● Set of tasks:
• 1. From the book review, copy everything from "The Year of the Flood by" down to "had other plans.)" word for word.
• 2. In the book review, which award was The Year of the Flood shortlisted for?
• 3. Write the next part of the review of The Year of the Flood, starting after its final sentence.

--- Source document Enclosed Below ---

The Year of the Flood by Margaret Atwood (2009): A Review
Title: The Year of the Flood
Author: Margaret Atwood
Publication Year: 2009
Pages: 431
Rating: ⭐⭐⭐⭐
Genre: Dystopia, Post Apocalyptic, Fantasy, Science Fiction, Speculative Fiction
Awards: longlisted for the International Dublin Literary Award; shortlisted for the 2010 Trillium Book Award; banned by Orange County Public Schools
The Year of the Flood, book two in Margaret Atwood’s MaddAddam trilogy, picks up where Oryx and Crake left off—but don’t expect more of Snowman’s lonely end-of-the-world brooding. This time, the spotlight shifts to God’s Gardeners, a green-thumbed religious sect, and a new batch of apocalypse survivors. So much for Jimmy the Snowman being the last human standing! (Honestly, I was rooting for a truly exclusive end-of-the-world club, but Atwood clearly had other plans.)
As the trilogy unfolds, the connections between the books become a puzzle worthy of a literary scavenger hunt. Tracking references, piecing together overlapping timelines, and spotting familiar faces popping up in unexpected places—half the fun is realizing just how intertwined these stories are. (And yes, it’s all happening in the same wild, dystopian universe—no parallel worlds here, just parallel plot twists.)

--- End of Enclosed Source document ---
--- Supplied records Enclosed Below ---

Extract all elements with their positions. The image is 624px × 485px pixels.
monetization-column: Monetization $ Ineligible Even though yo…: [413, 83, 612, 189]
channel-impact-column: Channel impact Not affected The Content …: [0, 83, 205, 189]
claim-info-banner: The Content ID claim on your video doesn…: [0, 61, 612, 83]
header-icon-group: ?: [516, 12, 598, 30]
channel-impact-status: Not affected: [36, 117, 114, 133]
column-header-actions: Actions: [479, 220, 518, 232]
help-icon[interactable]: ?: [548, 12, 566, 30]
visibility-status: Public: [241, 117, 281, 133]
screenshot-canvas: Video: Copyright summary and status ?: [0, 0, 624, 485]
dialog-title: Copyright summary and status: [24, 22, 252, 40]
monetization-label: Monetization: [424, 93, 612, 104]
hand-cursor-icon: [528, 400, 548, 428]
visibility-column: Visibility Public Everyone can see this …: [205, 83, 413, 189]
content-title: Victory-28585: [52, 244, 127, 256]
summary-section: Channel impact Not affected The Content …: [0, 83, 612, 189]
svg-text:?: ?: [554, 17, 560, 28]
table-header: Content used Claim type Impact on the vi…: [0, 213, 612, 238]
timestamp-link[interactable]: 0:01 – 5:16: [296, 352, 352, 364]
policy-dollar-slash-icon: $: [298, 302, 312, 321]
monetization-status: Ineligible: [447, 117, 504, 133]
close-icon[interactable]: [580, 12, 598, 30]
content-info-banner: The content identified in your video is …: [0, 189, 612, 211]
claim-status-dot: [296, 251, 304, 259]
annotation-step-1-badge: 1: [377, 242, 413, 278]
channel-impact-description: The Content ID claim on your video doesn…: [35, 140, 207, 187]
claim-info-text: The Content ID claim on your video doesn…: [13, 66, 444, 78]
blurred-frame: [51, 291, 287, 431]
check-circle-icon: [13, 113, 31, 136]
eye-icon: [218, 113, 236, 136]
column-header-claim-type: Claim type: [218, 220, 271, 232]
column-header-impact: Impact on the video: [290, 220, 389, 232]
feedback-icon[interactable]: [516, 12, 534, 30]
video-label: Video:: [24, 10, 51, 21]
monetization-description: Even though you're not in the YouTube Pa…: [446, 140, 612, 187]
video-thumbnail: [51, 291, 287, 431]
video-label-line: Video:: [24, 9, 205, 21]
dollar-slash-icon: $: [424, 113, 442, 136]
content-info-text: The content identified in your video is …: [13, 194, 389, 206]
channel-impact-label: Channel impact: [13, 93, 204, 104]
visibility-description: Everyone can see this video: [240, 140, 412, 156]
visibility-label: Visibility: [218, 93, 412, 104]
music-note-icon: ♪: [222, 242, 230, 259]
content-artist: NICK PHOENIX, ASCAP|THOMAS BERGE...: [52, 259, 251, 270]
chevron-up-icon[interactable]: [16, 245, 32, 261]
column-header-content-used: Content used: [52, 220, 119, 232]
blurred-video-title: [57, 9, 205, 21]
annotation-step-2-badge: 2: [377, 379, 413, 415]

--- End of Enclosed Supplied records ---

● Answers below:
• 1.
The Year of the Flood by Margaret Atwood (2009): A Review
Title: The Year of the Flood
Author: Margaret Atwood
Publication Year: 2009
Pages: 431
Rating: ⭐⭐⭐⭐
Genre: Dystopia, Post Apocalyptic, Fantasy, Science Fiction, Speculative Fiction
Awards: longlisted for the International Dublin Literary Award; shortlisted for the 2010 Trillium Book Award; banned by Orange County Public Schools
The Year of the Flood, book two in Margaret Atwood’s MaddAddam trilogy, picks up where Oryx and Crake left off—but don’t expect more of Snowman’s lonely end-of-the-world brooding. This time, the spotlight shifts to God’s Gardeners, a green-thumbed religious sect, and a new batch of apocalypse survivors. So much for Jimmy the Snowman being the last human standing! (Honestly, I was rooting for a truly exclusive end-of-the-world club, but Atwood clearly had other plans.)

• 2. The 2010 Trillium Book Award.

• 3.
I’ll admit, the heavy-handed religious and cult motifs sometimes made me miss the tight, eerie focus of book one—give me one traumatized Snowman over a dozen new survivors any day! I prefer my dystopias with fewer names to memorize. That said, The Year of the Flood fills in plenty of blanks from Oryx and Crake, even as it throws a few new questions (particularly who the hell is MaddAddam!) into the mix. While book one remains my favorite for its lean, haunting atmosphere, book two is still packed with sharp social commentary and existential questions—enough to make you wonder if humanity really is worth saving. Just don’t expect all the answers… or a survivor’s club with limited membership.